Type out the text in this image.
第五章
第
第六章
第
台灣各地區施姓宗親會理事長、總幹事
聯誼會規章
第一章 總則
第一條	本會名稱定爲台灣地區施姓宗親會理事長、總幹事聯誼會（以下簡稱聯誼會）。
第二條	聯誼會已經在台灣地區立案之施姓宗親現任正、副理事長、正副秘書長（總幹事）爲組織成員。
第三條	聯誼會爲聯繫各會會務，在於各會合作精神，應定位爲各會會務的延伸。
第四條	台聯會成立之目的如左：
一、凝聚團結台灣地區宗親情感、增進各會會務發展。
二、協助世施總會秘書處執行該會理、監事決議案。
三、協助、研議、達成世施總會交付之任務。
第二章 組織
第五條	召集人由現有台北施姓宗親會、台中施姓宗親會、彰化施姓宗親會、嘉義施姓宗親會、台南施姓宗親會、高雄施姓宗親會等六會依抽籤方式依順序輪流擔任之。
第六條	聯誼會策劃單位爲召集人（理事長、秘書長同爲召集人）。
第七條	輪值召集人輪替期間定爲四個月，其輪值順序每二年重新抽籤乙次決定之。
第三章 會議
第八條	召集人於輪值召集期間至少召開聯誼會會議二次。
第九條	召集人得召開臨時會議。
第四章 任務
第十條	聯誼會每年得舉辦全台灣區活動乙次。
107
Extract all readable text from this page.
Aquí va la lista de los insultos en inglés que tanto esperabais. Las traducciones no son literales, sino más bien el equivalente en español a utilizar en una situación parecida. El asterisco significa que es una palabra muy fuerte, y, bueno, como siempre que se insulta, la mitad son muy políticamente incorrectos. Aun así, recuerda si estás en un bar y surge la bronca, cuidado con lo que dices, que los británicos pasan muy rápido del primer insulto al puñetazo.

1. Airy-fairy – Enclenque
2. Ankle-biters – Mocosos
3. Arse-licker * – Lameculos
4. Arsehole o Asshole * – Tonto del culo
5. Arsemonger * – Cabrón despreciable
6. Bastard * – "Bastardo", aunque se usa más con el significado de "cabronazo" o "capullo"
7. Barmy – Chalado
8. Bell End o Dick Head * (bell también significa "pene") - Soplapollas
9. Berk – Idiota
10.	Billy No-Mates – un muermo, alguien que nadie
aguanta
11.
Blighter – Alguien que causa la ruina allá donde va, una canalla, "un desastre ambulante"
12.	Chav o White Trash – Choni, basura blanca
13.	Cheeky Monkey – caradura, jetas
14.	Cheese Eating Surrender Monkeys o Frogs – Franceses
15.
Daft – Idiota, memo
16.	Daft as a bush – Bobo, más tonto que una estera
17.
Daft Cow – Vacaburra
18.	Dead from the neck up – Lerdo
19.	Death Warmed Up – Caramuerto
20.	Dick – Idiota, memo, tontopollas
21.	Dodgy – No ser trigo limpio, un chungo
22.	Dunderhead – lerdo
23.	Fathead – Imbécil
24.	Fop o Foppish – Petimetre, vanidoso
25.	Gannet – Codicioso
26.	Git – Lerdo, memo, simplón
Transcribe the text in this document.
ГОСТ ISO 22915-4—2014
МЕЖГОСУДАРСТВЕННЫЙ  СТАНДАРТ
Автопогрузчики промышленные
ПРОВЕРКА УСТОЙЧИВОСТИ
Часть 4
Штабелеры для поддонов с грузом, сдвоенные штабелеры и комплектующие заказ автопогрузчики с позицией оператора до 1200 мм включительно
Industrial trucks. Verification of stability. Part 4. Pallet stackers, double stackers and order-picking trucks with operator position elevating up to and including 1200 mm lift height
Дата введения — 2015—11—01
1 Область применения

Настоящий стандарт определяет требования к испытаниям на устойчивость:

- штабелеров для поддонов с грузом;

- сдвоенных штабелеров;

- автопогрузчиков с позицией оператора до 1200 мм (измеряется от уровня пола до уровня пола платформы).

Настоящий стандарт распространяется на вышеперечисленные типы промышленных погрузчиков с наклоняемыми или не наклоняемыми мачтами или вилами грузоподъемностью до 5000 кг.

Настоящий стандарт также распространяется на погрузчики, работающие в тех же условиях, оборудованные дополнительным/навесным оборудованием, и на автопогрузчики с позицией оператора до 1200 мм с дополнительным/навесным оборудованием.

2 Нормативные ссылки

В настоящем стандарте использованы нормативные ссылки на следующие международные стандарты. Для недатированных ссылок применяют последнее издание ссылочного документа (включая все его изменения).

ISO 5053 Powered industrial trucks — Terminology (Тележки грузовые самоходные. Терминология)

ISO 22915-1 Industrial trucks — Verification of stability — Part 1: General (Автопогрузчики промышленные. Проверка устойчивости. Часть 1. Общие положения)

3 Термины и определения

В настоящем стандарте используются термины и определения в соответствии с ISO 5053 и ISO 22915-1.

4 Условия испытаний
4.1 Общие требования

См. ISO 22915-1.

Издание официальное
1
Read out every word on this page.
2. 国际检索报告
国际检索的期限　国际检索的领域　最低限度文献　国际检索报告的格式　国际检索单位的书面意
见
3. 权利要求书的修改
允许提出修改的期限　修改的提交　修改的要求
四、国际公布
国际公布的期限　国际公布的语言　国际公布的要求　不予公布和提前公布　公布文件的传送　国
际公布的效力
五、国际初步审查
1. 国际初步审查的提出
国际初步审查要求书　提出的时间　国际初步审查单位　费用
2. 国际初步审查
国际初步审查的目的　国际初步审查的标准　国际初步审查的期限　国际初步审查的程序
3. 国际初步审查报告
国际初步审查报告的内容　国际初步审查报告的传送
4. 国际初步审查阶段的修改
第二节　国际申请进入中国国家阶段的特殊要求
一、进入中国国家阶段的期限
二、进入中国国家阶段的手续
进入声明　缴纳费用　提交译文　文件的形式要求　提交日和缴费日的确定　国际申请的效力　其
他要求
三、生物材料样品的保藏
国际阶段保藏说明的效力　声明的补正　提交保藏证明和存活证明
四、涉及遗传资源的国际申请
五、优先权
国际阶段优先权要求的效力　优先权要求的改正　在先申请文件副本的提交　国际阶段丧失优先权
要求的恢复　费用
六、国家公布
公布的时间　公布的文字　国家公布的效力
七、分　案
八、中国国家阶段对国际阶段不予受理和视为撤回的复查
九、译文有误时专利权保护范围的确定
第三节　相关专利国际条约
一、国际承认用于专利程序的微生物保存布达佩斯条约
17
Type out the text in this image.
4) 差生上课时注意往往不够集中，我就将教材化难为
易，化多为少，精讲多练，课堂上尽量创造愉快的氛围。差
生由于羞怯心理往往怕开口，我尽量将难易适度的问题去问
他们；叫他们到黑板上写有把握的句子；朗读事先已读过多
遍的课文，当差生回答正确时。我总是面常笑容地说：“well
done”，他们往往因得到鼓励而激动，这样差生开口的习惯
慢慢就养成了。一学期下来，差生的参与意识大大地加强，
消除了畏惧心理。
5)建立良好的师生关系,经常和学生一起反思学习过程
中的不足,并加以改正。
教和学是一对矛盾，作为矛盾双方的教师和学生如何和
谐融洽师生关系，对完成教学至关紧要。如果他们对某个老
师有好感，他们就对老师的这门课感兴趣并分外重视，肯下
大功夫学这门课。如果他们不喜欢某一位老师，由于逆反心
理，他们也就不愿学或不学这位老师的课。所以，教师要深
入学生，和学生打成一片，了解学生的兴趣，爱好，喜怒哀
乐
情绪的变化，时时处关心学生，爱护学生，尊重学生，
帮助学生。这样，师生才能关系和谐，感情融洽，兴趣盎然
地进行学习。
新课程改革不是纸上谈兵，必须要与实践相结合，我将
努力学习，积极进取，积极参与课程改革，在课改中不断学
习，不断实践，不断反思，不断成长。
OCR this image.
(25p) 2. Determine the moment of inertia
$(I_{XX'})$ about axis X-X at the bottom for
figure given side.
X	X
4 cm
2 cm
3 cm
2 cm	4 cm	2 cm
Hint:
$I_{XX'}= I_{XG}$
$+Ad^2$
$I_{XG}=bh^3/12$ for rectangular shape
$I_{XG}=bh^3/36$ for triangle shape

* REQUEST *
Check each line of the data above for the word "Dick", then state how many lines have it. Give the number alone.

* WRITTEN SOLUTION *
2